Only lines holding the word "التاء" should be copied from the material.

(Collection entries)
************

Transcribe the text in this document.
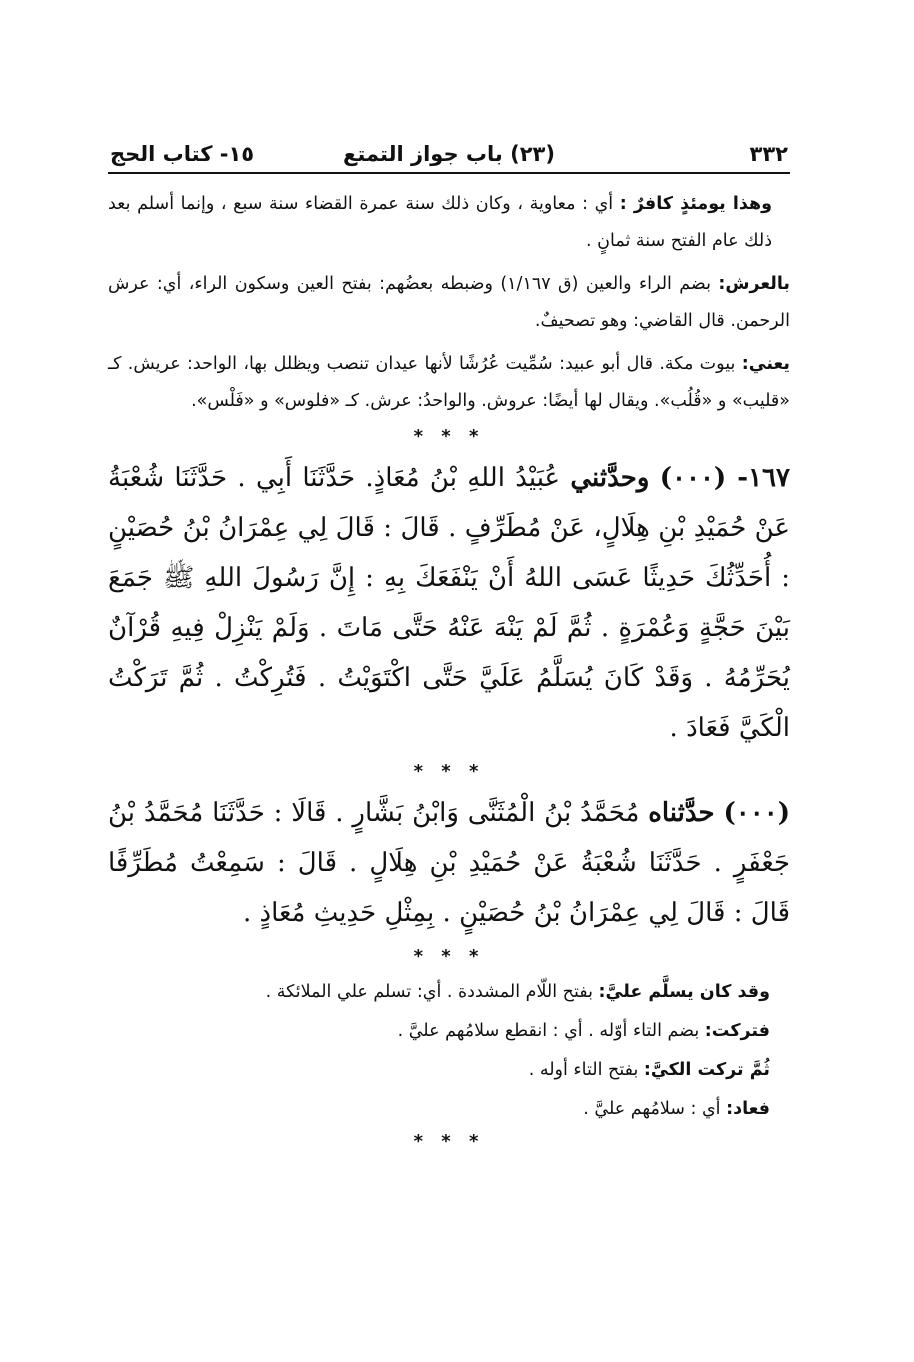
٣٣٢
(٢٣) باب جواز التمتع
١٥- كتاب الحج

وهذا يومئذٍ كافرٌ : أي : معاوية ، وكان ذلك سنة عمرة القضاء سنة سبع ، وإنما أسلم بعد ذلك عام الفتح سنة ثمانٍ .

بالعرش: بضم الراء والعين (ق ١/١٦٧) وضبطه بعضُهم: بفتح العين وسكون الراء، أي: عرش الرحمن. قال القاضي: وهو تصحيفٌ.

يعني: بيوت مكة. قال أبو عبيد: سُمِّيت عُرُشًا لأنها عيدان تنصب ويظلل بها، الواحد: عريش. كـ «قليب» و «قُلُب». ويقال لها أيضًا: عروش. والواحدُ: عرش. كـ «فلوس» و «فَلْس».

* * *

١٦٧- (٠٠٠) وحدَّثني عُبَيْدُ اللهِ بْنُ مُعَاذٍ. حَدَّثَنَا أَبِي . حَدَّثَنَا شُعْبَةُ عَنْ حُمَيْدِ بْنِ هِلَالٍ، عَنْ مُطَرِّفٍ . قَالَ : قَالَ لِي عِمْرَانُ بْنُ حُصَيْنٍ : أُحَدِّثُكَ حَدِيثًا عَسَى اللهُ أَنْ يَنْفَعَكَ بِهِ : إِنَّ رَسُولَ اللهِ ﷺ جَمَعَ بَيْنَ حَجَّةٍ وَعُمْرَةٍ . ثُمَّ لَمْ يَنْهَ عَنْهُ حَتَّى مَاتَ . وَلَمْ يَنْزِلْ فِيهِ قُرْآنٌ يُحَرِّمُهُ . وَقَدْ كَانَ يُسَلَّمُ عَلَيَّ حَتَّى اكْتَوَيْتُ . فَتُرِكْتُ . ثُمَّ تَرَكْتُ الْكَيَّ فَعَادَ .

* * *

(٠٠٠) حدَّثناه مُحَمَّدُ بْنُ الْمُثَنَّى وَابْنُ بَشَّارٍ . قَالَا : حَدَّثَنَا مُحَمَّدُ بْنُ جَعْفَرٍ . حَدَّثَنَا شُعْبَةُ عَنْ حُمَيْدِ بْنِ هِلَالٍ . قَالَ : سَمِعْتُ مُطَرِّفًا قَالَ : قَالَ لِي عِمْرَانُ بْنُ حُصَيْنٍ . بِمِثْلِ حَدِيثِ مُعَاذٍ .

* * *

وقد كان يسلَّم عليَّ: بفتح اللّام المشددة . أي: تسلم علي الملائكة .

فتركت: بضم التاء أوّله . أي : انقطع سلامُهم عليَّ .

ثُمَّ تركت الكيَّ: بفتح التاء أوله .

فعاد: أي : سلامُهم عليَّ .

* * *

************

* [Final answer]:
فتركت: بضم التاء أوّله . أي : انقطع سلامُهم عليَّ .
ثُمَّ تركت الكيَّ: بفتح التاء أوله .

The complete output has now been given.